• [TASK OBJECTIVE]: From the listing below, pull out all lines with "Multicast" in them.

• [PROVIDED DATA]:

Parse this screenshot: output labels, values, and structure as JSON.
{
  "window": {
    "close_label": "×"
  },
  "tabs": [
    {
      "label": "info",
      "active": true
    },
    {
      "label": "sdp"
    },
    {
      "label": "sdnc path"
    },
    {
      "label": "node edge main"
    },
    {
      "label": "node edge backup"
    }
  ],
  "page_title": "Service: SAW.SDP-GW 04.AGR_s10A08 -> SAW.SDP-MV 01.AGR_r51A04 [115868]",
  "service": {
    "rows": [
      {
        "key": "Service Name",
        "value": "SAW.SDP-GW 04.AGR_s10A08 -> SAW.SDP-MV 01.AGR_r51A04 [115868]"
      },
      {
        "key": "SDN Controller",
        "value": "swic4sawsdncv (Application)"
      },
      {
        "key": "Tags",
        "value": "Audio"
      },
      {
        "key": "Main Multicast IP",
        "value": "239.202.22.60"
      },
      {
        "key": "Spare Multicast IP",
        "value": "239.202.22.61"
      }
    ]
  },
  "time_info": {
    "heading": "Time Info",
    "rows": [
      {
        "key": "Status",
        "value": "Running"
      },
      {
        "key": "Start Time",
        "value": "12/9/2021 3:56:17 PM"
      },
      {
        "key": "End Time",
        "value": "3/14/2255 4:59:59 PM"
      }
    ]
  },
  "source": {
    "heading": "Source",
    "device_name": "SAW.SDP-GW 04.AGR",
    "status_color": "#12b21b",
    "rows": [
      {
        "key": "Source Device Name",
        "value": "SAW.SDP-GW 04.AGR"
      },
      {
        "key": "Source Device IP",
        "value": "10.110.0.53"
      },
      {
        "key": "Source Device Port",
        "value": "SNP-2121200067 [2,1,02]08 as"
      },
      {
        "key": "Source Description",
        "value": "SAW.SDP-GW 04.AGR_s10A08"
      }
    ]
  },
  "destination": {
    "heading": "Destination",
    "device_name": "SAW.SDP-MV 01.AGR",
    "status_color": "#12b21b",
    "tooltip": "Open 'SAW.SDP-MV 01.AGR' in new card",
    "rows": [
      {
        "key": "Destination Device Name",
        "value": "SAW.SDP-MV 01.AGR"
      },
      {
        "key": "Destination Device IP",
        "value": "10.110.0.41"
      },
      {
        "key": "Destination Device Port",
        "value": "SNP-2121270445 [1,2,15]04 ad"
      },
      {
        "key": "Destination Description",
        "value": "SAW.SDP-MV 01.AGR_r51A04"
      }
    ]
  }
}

• [EXPECTED ANSWER]:
        "key": "Main Multicast IP",
        "key": "Spare Multicast IP",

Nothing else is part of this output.